THE REQUEST:
State how many lines of the records contain the string "arrêts". Give the number alone.

** START OF STORED ROWS **

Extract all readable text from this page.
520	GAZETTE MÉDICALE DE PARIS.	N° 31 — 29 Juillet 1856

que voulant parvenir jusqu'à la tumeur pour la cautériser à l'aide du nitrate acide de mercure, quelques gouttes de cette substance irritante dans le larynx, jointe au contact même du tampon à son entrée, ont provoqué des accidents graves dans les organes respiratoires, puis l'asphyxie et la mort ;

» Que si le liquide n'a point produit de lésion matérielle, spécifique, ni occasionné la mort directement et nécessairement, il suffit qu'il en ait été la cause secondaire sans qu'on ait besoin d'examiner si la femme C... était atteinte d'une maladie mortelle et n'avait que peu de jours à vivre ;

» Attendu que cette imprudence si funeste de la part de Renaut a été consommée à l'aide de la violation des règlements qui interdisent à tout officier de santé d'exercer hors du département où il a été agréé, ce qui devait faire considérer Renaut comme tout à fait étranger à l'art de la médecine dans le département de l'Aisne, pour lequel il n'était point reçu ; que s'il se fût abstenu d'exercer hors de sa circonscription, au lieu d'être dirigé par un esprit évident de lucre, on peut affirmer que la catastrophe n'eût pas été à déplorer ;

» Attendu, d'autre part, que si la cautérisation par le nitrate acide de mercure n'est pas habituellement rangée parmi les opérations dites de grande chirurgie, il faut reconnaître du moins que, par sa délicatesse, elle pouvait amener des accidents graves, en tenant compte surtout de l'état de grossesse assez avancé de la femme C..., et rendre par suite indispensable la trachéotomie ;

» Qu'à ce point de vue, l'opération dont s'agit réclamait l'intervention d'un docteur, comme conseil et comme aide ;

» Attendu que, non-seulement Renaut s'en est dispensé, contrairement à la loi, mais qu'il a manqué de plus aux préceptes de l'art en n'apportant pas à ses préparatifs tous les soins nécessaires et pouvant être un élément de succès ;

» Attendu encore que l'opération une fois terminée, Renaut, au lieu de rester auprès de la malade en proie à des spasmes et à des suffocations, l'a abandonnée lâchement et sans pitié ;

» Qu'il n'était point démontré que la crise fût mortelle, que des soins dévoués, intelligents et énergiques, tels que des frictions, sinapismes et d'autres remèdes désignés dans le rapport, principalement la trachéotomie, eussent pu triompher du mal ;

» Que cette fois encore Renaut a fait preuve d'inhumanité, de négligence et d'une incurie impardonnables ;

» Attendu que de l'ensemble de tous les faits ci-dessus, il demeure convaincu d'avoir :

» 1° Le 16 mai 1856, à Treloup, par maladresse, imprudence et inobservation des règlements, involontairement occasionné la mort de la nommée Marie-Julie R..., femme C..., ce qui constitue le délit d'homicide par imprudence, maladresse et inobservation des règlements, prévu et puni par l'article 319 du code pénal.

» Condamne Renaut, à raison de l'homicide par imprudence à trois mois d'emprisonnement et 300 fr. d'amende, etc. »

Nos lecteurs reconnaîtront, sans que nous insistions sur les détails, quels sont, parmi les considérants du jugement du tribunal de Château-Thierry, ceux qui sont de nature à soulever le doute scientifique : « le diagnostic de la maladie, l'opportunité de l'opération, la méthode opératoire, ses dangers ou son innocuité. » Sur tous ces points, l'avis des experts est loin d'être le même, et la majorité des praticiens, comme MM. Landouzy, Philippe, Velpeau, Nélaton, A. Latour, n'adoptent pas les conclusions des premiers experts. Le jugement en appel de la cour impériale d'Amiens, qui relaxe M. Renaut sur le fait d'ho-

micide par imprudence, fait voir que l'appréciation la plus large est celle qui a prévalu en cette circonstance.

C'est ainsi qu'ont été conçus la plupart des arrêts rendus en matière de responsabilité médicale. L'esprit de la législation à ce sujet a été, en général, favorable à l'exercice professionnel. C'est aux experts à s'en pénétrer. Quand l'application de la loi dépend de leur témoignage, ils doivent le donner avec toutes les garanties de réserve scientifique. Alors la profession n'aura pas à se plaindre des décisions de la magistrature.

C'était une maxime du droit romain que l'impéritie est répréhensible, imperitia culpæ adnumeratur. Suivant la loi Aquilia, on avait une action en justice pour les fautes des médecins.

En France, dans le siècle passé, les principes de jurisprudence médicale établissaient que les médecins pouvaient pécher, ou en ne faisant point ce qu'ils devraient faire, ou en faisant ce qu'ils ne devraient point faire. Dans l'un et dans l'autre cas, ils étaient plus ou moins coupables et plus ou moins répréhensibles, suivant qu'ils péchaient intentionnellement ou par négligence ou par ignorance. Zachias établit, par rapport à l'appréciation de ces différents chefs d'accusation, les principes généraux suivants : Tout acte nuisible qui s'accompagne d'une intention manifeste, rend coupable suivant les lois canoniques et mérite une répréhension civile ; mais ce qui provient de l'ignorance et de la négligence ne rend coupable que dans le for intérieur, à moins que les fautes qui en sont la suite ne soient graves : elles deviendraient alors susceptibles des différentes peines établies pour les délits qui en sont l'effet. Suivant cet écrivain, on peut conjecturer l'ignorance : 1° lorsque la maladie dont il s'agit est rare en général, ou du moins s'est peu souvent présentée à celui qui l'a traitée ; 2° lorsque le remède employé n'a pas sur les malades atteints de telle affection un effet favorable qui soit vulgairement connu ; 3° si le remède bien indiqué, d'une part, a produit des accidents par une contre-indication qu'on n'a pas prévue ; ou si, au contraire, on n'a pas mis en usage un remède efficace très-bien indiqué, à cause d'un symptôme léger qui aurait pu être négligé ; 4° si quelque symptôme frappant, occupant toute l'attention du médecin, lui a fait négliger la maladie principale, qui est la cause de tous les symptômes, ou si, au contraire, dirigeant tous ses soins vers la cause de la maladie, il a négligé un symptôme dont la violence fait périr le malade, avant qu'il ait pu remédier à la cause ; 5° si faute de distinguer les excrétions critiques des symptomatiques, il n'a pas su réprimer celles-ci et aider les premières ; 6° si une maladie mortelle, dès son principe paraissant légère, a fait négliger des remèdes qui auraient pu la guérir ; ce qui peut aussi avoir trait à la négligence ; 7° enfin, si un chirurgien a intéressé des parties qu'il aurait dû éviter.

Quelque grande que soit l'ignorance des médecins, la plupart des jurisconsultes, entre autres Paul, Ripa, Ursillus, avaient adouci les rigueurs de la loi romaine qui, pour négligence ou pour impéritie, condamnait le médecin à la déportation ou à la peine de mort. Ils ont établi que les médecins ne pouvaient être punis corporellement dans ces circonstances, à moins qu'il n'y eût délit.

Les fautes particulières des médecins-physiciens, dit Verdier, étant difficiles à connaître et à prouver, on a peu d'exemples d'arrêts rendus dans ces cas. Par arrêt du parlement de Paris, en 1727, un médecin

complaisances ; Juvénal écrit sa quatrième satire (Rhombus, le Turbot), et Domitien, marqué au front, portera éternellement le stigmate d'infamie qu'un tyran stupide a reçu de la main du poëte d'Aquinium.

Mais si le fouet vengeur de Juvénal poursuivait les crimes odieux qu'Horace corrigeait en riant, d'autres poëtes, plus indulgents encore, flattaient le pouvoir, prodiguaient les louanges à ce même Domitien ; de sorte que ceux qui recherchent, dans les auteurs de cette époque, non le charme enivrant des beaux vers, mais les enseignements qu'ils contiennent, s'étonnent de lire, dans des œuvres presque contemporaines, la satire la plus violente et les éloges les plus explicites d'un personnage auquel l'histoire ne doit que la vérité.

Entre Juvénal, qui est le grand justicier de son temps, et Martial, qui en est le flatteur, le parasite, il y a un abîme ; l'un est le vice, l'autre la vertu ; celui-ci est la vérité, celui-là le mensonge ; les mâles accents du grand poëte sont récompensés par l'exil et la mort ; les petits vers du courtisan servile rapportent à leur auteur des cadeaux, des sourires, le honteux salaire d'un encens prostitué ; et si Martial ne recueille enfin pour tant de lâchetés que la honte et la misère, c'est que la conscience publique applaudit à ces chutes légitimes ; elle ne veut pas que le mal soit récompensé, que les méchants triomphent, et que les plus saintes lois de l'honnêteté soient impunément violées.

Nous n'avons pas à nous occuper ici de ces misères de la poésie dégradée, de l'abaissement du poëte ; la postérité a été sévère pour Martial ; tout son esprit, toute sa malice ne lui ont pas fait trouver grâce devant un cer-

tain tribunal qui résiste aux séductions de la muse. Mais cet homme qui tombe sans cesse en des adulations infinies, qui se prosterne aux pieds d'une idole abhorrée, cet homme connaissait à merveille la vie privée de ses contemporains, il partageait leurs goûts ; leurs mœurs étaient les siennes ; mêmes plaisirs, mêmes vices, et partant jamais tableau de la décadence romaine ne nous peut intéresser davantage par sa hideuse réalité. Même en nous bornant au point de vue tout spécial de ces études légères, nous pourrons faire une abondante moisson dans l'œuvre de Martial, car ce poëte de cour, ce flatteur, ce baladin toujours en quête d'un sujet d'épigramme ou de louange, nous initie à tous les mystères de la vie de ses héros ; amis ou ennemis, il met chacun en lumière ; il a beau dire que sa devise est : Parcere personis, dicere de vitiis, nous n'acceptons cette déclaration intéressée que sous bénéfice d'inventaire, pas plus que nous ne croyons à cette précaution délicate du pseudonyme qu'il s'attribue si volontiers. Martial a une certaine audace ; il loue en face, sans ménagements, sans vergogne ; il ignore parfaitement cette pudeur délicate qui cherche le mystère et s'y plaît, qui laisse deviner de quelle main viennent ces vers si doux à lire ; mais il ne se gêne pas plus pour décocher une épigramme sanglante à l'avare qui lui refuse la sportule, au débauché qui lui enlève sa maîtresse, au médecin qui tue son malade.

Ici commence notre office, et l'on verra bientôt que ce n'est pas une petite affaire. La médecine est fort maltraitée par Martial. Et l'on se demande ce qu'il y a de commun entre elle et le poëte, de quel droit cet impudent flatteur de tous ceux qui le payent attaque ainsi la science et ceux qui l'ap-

** END OF STORED ROWS **

ANSWER TO THIS TASK:
2